--- Start of EXERCISE MATERIAL ---

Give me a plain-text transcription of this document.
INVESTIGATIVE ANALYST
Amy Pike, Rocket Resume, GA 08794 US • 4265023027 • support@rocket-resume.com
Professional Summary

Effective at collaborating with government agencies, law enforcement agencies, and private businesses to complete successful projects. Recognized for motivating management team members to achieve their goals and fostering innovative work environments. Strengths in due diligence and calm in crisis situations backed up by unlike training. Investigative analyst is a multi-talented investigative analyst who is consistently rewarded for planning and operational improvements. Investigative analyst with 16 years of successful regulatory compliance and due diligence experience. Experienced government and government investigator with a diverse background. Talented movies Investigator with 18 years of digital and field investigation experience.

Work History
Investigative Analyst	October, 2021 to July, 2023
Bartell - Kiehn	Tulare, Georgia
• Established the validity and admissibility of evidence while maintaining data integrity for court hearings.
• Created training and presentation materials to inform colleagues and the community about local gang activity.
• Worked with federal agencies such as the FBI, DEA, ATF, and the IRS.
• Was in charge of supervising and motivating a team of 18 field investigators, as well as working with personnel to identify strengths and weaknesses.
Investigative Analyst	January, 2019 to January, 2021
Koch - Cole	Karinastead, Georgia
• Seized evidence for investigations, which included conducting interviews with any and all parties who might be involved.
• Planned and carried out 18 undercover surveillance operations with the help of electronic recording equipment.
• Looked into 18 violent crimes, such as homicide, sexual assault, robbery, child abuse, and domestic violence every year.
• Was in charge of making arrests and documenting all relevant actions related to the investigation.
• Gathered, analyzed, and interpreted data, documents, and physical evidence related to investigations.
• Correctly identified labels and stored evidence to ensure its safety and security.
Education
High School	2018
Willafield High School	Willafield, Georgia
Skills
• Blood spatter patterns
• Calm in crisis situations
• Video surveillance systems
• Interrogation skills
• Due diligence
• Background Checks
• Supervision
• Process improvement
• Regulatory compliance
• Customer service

--- End of EXERCISE MATERIAL ---

→ SHORT PROBLEM
Set down each entry again, unchanged.

→ WORKED SOLUTION
Give me a plain-text transcription of this document.
INVESTIGATIVE ANALYST
Amy Pike, Rocket Resume, GA 08794 US • 4265023027 • support@rocket-resume.com
Professional Summary

Effective at collaborating with government agencies, law enforcement agencies, and private businesses to complete successful projects. Recognized for motivating management team members to achieve their goals and fostering innovative work environments. Strengths in due diligence and calm in crisis situations backed up by unlike training. Investigative analyst is a multi-talented investigative analyst who is consistently rewarded for planning and operational improvements. Investigative analyst with 16 years of successful regulatory compliance and due diligence experience. Experienced government and government investigator with a diverse background. Talented movies Investigator with 18 years of digital and field investigation experience.

Work History
Investigative Analyst	October, 2021 to July, 2023
Bartell - Kiehn	Tulare, Georgia
• Established the validity and admissibility of evidence while maintaining data integrity for court hearings.
• Created training and presentation materials to inform colleagues and the community about local gang activity.
• Worked with federal agencies such as the FBI, DEA, ATF, and the IRS.
• Was in charge of supervising and motivating a team of 18 field investigators, as well as working with personnel to identify strengths and weaknesses.
Investigative Analyst	January, 2019 to January, 2021
Koch - Cole	Karinastead, Georgia
• Seized evidence for investigations, which included conducting interviews with any and all parties who might be involved.
• Planned and carried out 18 undercover surveillance operations with the help of electronic recording equipment.
• Looked into 18 violent crimes, such as homicide, sexual assault, robbery, child abuse, and domestic violence every year.
• Was in charge of making arrests and documenting all relevant actions related to the investigation.
• Gathered, analyzed, and interpreted data, documents, and physical evidence related to investigations.
• Correctly identified labels and stored evidence to ensure its safety and security.
Education
High School	2018
Willafield High School	Willafield, Georgia
Skills
• Blood spatter patterns
• Calm in crisis situations
• Video surveillance systems
• Interrogation skills
• Due diligence
• Background Checks
• Supervision
• Process improvement
• Regulatory compliance
• Customer service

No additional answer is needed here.